> _What to produce_:
Return each line of the listing below, unchanged, and omit the images.

----------

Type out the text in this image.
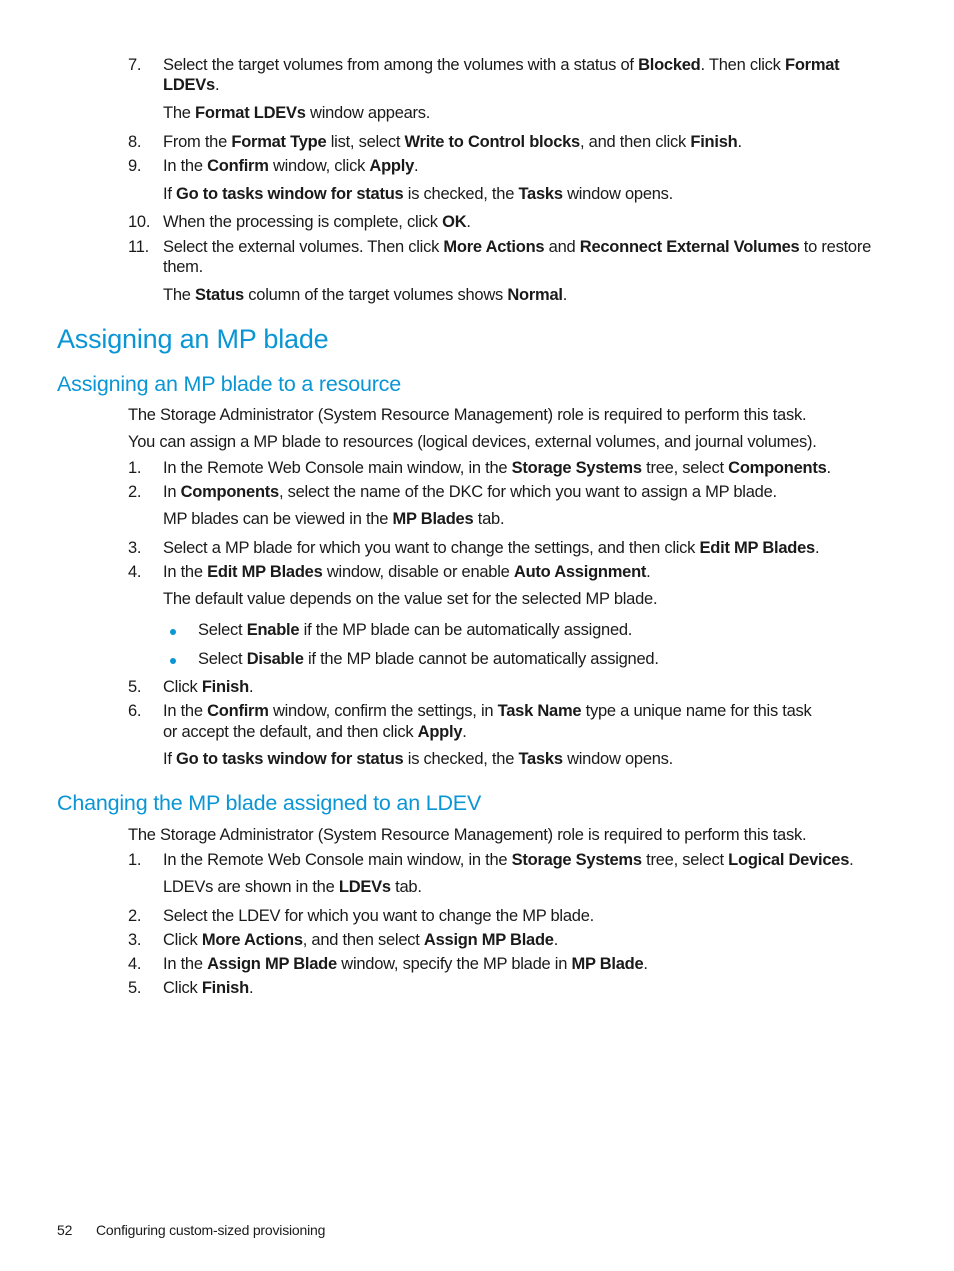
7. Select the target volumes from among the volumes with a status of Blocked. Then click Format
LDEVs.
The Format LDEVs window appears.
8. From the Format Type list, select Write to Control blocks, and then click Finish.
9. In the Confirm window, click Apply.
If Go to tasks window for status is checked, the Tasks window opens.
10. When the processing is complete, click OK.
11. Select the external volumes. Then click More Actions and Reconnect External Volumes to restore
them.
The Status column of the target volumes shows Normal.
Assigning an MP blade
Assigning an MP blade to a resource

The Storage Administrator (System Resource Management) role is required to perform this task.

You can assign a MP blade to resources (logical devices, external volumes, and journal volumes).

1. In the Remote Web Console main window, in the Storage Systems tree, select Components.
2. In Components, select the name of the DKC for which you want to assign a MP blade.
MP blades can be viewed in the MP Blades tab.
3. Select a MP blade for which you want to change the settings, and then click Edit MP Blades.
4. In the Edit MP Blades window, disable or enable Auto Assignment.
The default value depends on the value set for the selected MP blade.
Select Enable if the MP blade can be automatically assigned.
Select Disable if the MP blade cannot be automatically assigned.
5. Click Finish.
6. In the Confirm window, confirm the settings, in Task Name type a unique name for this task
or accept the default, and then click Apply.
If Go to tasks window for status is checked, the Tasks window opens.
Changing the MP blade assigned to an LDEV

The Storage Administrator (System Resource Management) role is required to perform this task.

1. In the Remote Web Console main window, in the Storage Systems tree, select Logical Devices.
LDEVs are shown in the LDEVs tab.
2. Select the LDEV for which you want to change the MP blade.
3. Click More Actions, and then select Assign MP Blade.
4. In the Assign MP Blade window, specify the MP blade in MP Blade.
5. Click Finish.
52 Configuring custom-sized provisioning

----------

> _Result below_:
Type out the text in this image.
7. Select the target volumes from among the volumes with a status of Blocked. Then click Format
LDEVs.
The Format LDEVs window appears.
8. From the Format Type list, select Write to Control blocks, and then click Finish.
9. In the Confirm window, click Apply.
If Go to tasks window for status is checked, the Tasks window opens.
10. When the processing is complete, click OK.
11. Select the external volumes. Then click More Actions and Reconnect External Volumes to restore
them.
The Status column of the target volumes shows Normal.
Assigning an MP blade
Assigning an MP blade to a resource

The Storage Administrator (System Resource Management) role is required to perform this task.

You can assign a MP blade to resources (logical devices, external volumes, and journal volumes).

1. In the Remote Web Console main window, in the Storage Systems tree, select Components.
2. In Components, select the name of the DKC for which you want to assign a MP blade.
MP blades can be viewed in the MP Blades tab.
3. Select a MP blade for which you want to change the settings, and then click Edit MP Blades.
4. In the Edit MP Blades window, disable or enable Auto Assignment.
The default value depends on the value set for the selected MP blade.
Select Enable if the MP blade can be automatically assigned.
Select Disable if the MP blade cannot be automatically assigned.
5. Click Finish.
6. In the Confirm window, confirm the settings, in Task Name type a unique name for this task
or accept the default, and then click Apply.
If Go to tasks window for status is checked, the Tasks window opens.
Changing the MP blade assigned to an LDEV

The Storage Administrator (System Resource Management) role is required to perform this task.

1. In the Remote Web Console main window, in the Storage Systems tree, select Logical Devices.
LDEVs are shown in the LDEVs tab.
2. Select the LDEV for which you want to change the MP blade.
3. Click More Actions, and then select Assign MP Blade.
4. In the Assign MP Blade window, specify the MP blade in MP Blade.
5. Click Finish.
52 Configuring custom-sized provisioning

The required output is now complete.